**Work required:** Leaving the pictures aside, transcribe every line below exactly.

───── Input for this task

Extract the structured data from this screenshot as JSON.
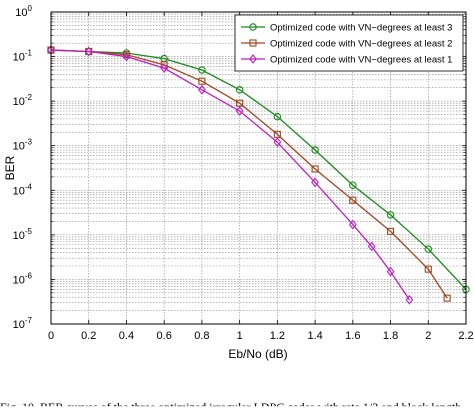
{
  "chart_data": {
    "type": "line",
    "title": "",
    "xlabel": "Eb/No (dB)",
    "ylabel": "BER",
    "xlim": [
      0,
      2.2
    ],
    "ylim": [
      1e-07,
      1
    ],
    "yscale": "log",
    "grid": true,
    "legend_position": "top-right",
    "x_ticks": [
      "0",
      "0.2",
      "0.4",
      "0.6",
      "0.8",
      "1",
      "1.2",
      "1.4",
      "1.6",
      "1.8",
      "2",
      "2.2"
    ],
    "y_ticks": [
      {
        "base": "10",
        "exp": "0"
      },
      {
        "base": "10",
        "exp": "-1"
      },
      {
        "base": "10",
        "exp": "-2"
      },
      {
        "base": "10",
        "exp": "-3"
      },
      {
        "base": "10",
        "exp": "-4"
      },
      {
        "base": "10",
        "exp": "-5"
      },
      {
        "base": "10",
        "exp": "-6"
      },
      {
        "base": "10",
        "exp": "-7"
      }
    ],
    "series": [
      {
        "name": "Optimized code with VN−degrees at least 3",
        "color": "#1a8a1a",
        "marker": "circle",
        "x": [
          0,
          0.2,
          0.4,
          0.6,
          0.8,
          1.0,
          1.2,
          1.4,
          1.6,
          1.8,
          2.0,
          2.2
        ],
        "y": [
          0.14,
          0.13,
          0.12,
          0.09,
          0.05,
          0.018,
          0.0045,
          0.0008,
          0.00013,
          2.8e-05,
          4.8e-06,
          6e-07
        ]
      },
      {
        "name": "Optimized code with VN−degrees at least 2",
        "color": "#a0461e",
        "marker": "square",
        "x": [
          0,
          0.2,
          0.4,
          0.6,
          0.8,
          1.0,
          1.2,
          1.4,
          1.6,
          1.8,
          2.0,
          2.1
        ],
        "y": [
          0.14,
          0.13,
          0.11,
          0.065,
          0.028,
          0.009,
          0.0018,
          0.0003,
          6e-05,
          1.2e-05,
          1.7e-06,
          3.8e-07
        ]
      },
      {
        "name": "Optimized code with VN−degrees at least 1",
        "color": "#c020c0",
        "marker": "diamond",
        "x": [
          0,
          0.2,
          0.4,
          0.6,
          0.8,
          1.0,
          1.2,
          1.4,
          1.6,
          1.7,
          1.8,
          1.9
        ],
        "y": [
          0.14,
          0.13,
          0.1,
          0.055,
          0.018,
          0.006,
          0.0012,
          0.00015,
          1.7e-05,
          5.5e-06,
          1.5e-06,
          3.5e-07
        ]
      }
    ]
  },
  "caption": "Fig. 10.  BER curves of the three optimized irregular LDPC codes with rate 1/2 and block length"
}
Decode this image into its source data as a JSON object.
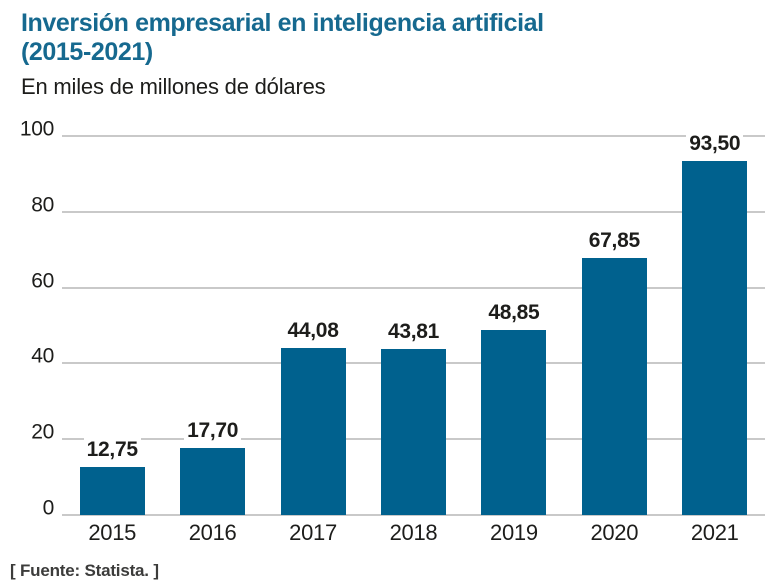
{
  "header": {
    "title_line1": "Inversión empresarial en inteligencia artificial",
    "title_line2": "(2015-2021)",
    "subtitle": "En miles de millones de dólares"
  },
  "source_note": "[ Fuente: Statista. ]",
  "colors": {
    "accent": "#16698f",
    "bar": "#00618e",
    "grid": "#c9c9c9",
    "text": "#1d1d1b"
  },
  "chart_data": {
    "type": "bar",
    "title": "Inversión empresarial en inteligencia artificial (2015-2021)",
    "subtitle": "En miles de millones de dólares",
    "categories": [
      "2015",
      "2016",
      "2017",
      "2018",
      "2019",
      "2020",
      "2021"
    ],
    "values": [
      12.75,
      17.7,
      44.08,
      43.81,
      48.85,
      67.85,
      93.5
    ],
    "value_labels": [
      "12,75",
      "17,70",
      "44,08",
      "43,81",
      "48,85",
      "67,85",
      "93,50"
    ],
    "xlabel": "",
    "ylabel": "",
    "ylim": [
      0,
      100
    ],
    "yticks": [
      0,
      20,
      40,
      60,
      80,
      100
    ],
    "grid": true,
    "legend": "none",
    "source": "[ Fuente: Statista. ]"
  }
}
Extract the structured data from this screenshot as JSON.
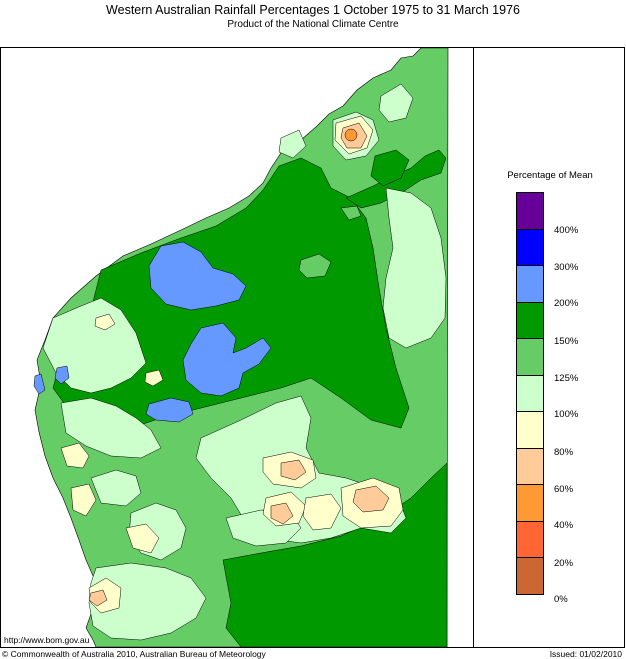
{
  "header": {
    "title": "Western Australian Rainfall Percentages 1 October 1975 to 31 March 1976",
    "subtitle": "Product of the National Climate Centre"
  },
  "legend": {
    "title": "Percentage of Mean",
    "bands": [
      {
        "color": "#660099"
      },
      {
        "color": "#0000ff"
      },
      {
        "color": "#6699ff"
      },
      {
        "color": "#009900"
      },
      {
        "color": "#66cc66"
      },
      {
        "color": "#ccffcc"
      },
      {
        "color": "#ffffcc"
      },
      {
        "color": "#ffcc99"
      },
      {
        "color": "#ff9933"
      },
      {
        "color": "#ff6633"
      },
      {
        "color": "#cc6633"
      }
    ],
    "labels": [
      "400%",
      "300%",
      "200%",
      "150%",
      "125%",
      "100%",
      "80%",
      "60%",
      "40%",
      "20%",
      "0%"
    ]
  },
  "map_colors": {
    "above_200": "#6699ff",
    "150_200": "#009900",
    "125_150": "#66cc66",
    "100_125": "#ccffcc",
    "80_100": "#ffffcc",
    "60_80": "#ffcc99",
    "40_60": "#ff9933"
  },
  "footer": {
    "url": "http://www.bom.gov.au",
    "copyright": "© Commonwealth of Australia 2010, Australian Bureau of Meteorology",
    "issued": "Issued: 01/02/2010"
  }
}
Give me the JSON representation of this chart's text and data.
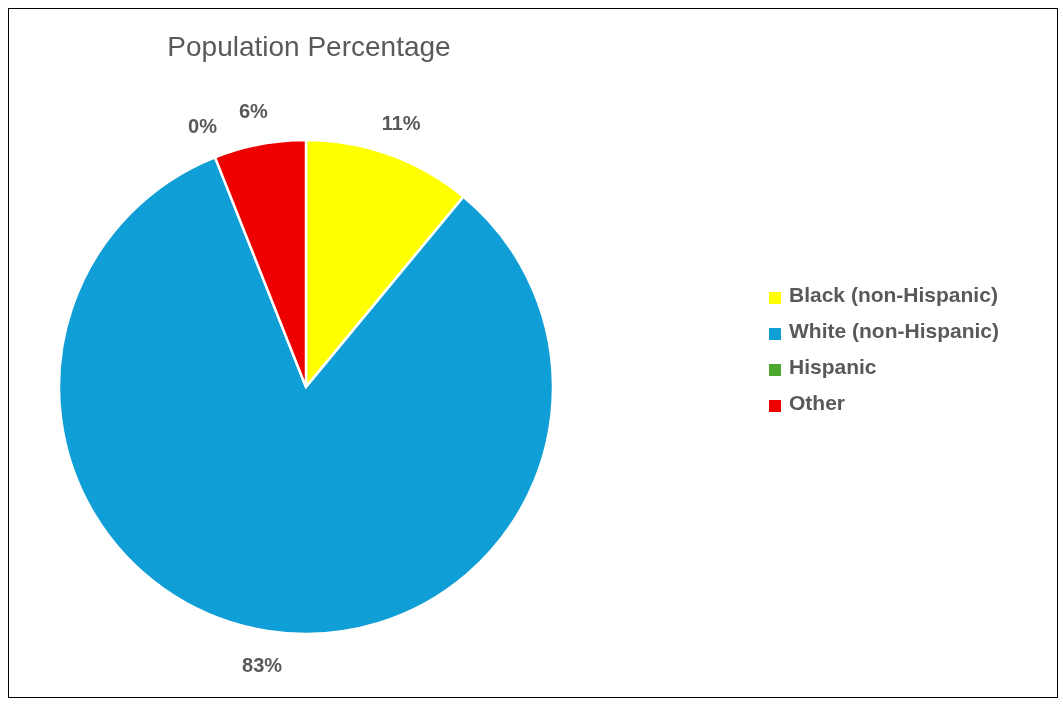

──────────

**Correct result:**
Extract the structured data from this screenshot as JSON.
{
  "chart_data": {
    "type": "line",
    "title": "",
    "xlabel": "Eb/No (dB)",
    "ylabel": "BER",
    "xlim": [
      0,
      2.2
    ],
    "ylim": [
      1e-07,
      1
    ],
    "yscale": "log",
    "grid": true,
    "legend_position": "top-right",
    "x_ticks": [
      "0",
      "0.2",
      "0.4",
      "0.6",
      "0.8",
      "1",
      "1.2",
      "1.4",
      "1.6",
      "1.8",
      "2",
      "2.2"
    ],
    "y_ticks": [
      {
        "base": "10",
        "exp": "0"
      },
      {
        "base": "10",
        "exp": "-1"
      },
      {
        "base": "10",
        "exp": "-2"
      },
      {
        "base": "10",
        "exp": "-3"
      },
      {
        "base": "10",
        "exp": "-4"
      },
      {
        "base": "10",
        "exp": "-5"
      },
      {
        "base": "10",
        "exp": "-6"
      },
      {
        "base": "10",
        "exp": "-7"
      }
    ],
    "series": [
      {
        "name": "Optimized code with VN−degrees at least 3",
        "color": "#1a8a1a",
        "marker": "circle",
        "x": [
          0,
          0.2,
          0.4,
          0.6,
          0.8,
          1.0,
          1.2,
          1.4,
          1.6,
          1.8,
          2.0,
          2.2
        ],
        "y": [
          0.14,
          0.13,
          0.12,
          0.09,
          0.05,
          0.018,
          0.0045,
          0.0008,
          0.00013,
          2.8e-05,
          4.8e-06,
          6e-07
        ]
      },
      {
        "name": "Optimized code with VN−degrees at least 2",
        "color": "#a0461e",
        "marker": "square",
        "x": [
          0,
          0.2,
          0.4,
          0.6,
          0.8,
          1.0,
          1.2,
          1.4,
          1.6,
          1.8,
          2.0,
          2.1
        ],
        "y": [
          0.14,
          0.13,
          0.11,
          0.065,
          0.028,
          0.009,
          0.0018,
          0.0003,
          6e-05,
          1.2e-05,
          1.7e-06,
          3.8e-07
        ]
      },
      {
        "name": "Optimized code with VN−degrees at least 1",
        "color": "#c020c0",
        "marker": "diamond",
        "x": [
          0,
          0.2,
          0.4,
          0.6,
          0.8,
          1.0,
          1.2,
          1.4,
          1.6,
          1.7,
          1.8,
          1.9
        ],
        "y": [
          0.14,
          0.13,
          0.1,
          0.055,
          0.018,
          0.006,
          0.0012,
          0.00015,
          1.7e-05,
          5.5e-06,
          1.5e-06,
          3.5e-07
        ]
      }
    ]
  },
  "caption": "Fig. 10.  BER curves of the three optimized irregular LDPC codes with rate 1/2 and block length"
}
Decode this image into its source data as a JSON object.
{
  "header": {
    "title_line1": "Inversión empresarial en inteligencia artificial",
    "title_line2": "(2015-2021)",
    "subtitle": "En miles de millones de dólares"
  },
  "source_note": "[ Fuente: Statista. ]",
  "colors": {
    "accent": "#16698f",
    "bar": "#00618e",
    "grid": "#c9c9c9",
    "text": "#1d1d1b"
  },
  "chart_data": {
    "type": "bar",
    "title": "Inversión empresarial en inteligencia artificial (2015-2021)",
    "subtitle": "En miles de millones de dólares",
    "categories": [
      "2015",
      "2016",
      "2017",
      "2018",
      "2019",
      "2020",
      "2021"
    ],
    "values": [
      12.75,
      17.7,
      44.08,
      43.81,
      48.85,
      67.85,
      93.5
    ],
    "value_labels": [
      "12,75",
      "17,70",
      "44,08",
      "43,81",
      "48,85",
      "67,85",
      "93,50"
    ],
    "xlabel": "",
    "ylabel": "",
    "ylim": [
      0,
      100
    ],
    "yticks": [
      0,
      20,
      40,
      60,
      80,
      100
    ],
    "grid": true,
    "legend": "none",
    "source": "[ Fuente: Statista. ]"
  }
}
Extract the structured data from this screenshot as JSON.
{
  "header": {
    "title": "Western Australian Rainfall Percentages 1 October 1975 to 31 March 1976",
    "subtitle": "Product of the National Climate Centre"
  },
  "legend": {
    "title": "Percentage of Mean",
    "bands": [
      {
        "color": "#660099"
      },
      {
        "color": "#0000ff"
      },
      {
        "color": "#6699ff"
      },
      {
        "color": "#009900"
      },
      {
        "color": "#66cc66"
      },
      {
        "color": "#ccffcc"
      },
      {
        "color": "#ffffcc"
      },
      {
        "color": "#ffcc99"
      },
      {
        "color": "#ff9933"
      },
      {
        "color": "#ff6633"
      },
      {
        "color": "#cc6633"
      }
    ],
    "labels": [
      "400%",
      "300%",
      "200%",
      "150%",
      "125%",
      "100%",
      "80%",
      "60%",
      "40%",
      "20%",
      "0%"
    ]
  },
  "map_colors": {
    "above_200": "#6699ff",
    "150_200": "#009900",
    "125_150": "#66cc66",
    "100_125": "#ccffcc",
    "80_100": "#ffffcc",
    "60_80": "#ffcc99",
    "40_60": "#ff9933"
  },
  "footer": {
    "url": "http://www.bom.gov.au",
    "copyright": "© Commonwealth of Australia 2010, Australian Bureau of Meteorology",
    "issued": "Issued: 01/02/2010"
  }
}
Give me the JSON representation of this chart's text and data.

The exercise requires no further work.